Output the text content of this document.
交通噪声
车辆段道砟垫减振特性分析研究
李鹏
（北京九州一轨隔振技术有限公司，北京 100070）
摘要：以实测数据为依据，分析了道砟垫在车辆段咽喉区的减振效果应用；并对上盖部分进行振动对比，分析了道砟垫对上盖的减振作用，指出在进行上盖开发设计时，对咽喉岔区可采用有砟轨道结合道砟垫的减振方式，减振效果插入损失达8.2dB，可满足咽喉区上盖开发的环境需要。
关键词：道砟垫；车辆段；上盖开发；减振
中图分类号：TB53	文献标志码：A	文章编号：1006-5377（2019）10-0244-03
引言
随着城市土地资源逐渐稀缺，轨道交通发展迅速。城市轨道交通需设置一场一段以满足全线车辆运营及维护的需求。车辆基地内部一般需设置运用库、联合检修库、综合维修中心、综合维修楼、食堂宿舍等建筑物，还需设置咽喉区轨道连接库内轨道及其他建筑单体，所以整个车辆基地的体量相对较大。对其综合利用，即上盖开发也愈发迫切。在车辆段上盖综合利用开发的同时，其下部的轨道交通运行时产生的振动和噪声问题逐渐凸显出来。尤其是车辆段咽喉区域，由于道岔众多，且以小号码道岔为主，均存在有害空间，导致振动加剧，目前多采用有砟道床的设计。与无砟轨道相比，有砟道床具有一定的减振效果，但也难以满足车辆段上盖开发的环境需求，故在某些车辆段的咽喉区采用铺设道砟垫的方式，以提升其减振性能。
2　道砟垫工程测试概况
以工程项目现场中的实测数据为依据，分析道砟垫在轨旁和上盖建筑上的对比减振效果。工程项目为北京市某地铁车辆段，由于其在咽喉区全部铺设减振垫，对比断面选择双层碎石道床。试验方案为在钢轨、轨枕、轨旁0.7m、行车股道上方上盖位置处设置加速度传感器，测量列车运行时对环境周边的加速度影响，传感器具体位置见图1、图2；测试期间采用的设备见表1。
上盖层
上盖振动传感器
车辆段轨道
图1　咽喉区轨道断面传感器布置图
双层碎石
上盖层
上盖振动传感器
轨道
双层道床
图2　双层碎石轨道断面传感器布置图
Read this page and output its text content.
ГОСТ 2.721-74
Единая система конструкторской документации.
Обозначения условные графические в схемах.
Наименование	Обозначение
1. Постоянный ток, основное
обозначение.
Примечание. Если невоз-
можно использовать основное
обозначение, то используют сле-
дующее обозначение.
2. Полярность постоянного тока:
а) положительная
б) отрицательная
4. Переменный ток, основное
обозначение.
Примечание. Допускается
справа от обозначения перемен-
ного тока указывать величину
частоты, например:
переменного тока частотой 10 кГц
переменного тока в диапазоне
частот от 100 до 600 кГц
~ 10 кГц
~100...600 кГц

*What you should do*
Above are the records; copy all of them exactly.

*Solution to the problem*
Output the text content of this document.
交通噪声
车辆段道砟垫减振特性分析研究
李鹏
（北京九州一轨隔振技术有限公司，北京 100070）
摘要：以实测数据为依据，分析了道砟垫在车辆段咽喉区的减振效果应用；并对上盖部分进行振动对比，分析了道砟垫对上盖的减振作用，指出在进行上盖开发设计时，对咽喉岔区可采用有砟轨道结合道砟垫的减振方式，减振效果插入损失达8.2dB，可满足咽喉区上盖开发的环境需要。
关键词：道砟垫；车辆段；上盖开发；减振
中图分类号：TB53	文献标志码：A	文章编号：1006-5377（2019）10-0244-03
引言
随着城市土地资源逐渐稀缺，轨道交通发展迅速。城市轨道交通需设置一场一段以满足全线车辆运营及维护的需求。车辆基地内部一般需设置运用库、联合检修库、综合维修中心、综合维修楼、食堂宿舍等建筑物，还需设置咽喉区轨道连接库内轨道及其他建筑单体，所以整个车辆基地的体量相对较大。对其综合利用，即上盖开发也愈发迫切。在车辆段上盖综合利用开发的同时，其下部的轨道交通运行时产生的振动和噪声问题逐渐凸显出来。尤其是车辆段咽喉区域，由于道岔众多，且以小号码道岔为主，均存在有害空间，导致振动加剧，目前多采用有砟道床的设计。与无砟轨道相比，有砟道床具有一定的减振效果，但也难以满足车辆段上盖开发的环境需求，故在某些车辆段的咽喉区采用铺设道砟垫的方式，以提升其减振性能。
2　道砟垫工程测试概况
以工程项目现场中的实测数据为依据，分析道砟垫在轨旁和上盖建筑上的对比减振效果。工程项目为北京市某地铁车辆段，由于其在咽喉区全部铺设减振垫，对比断面选择双层碎石道床。试验方案为在钢轨、轨枕、轨旁0.7m、行车股道上方上盖位置处设置加速度传感器，测量列车运行时对环境周边的加速度影响，传感器具体位置见图1、图2；测试期间采用的设备见表1。
上盖层
上盖振动传感器
车辆段轨道
图1　咽喉区轨道断面传感器布置图
双层碎石
上盖层
上盖振动传感器
轨道
双层道床
图2　双层碎石轨道断面传感器布置图
Read this page and output its text content.
ГОСТ 2.721-74
Единая система конструкторской документации.
Обозначения условные графические в схемах.
Наименование	Обозначение
1. Постоянный ток, основное
обозначение.
Примечание. Если невоз-
можно использовать основное
обозначение, то используют сле-
дующее обозначение.
2. Полярность постоянного тока:
а) положительная
б) отрицательная
4. Переменный ток, основное
обозначение.
Примечание. Допускается
справа от обозначения перемен-
ного тока указывать величину
частоты, например:
переменного тока частотой 10 кГц
переменного тока в диапазоне
частот от 100 до 600 кГц
~ 10 кГц
~100...600 кГц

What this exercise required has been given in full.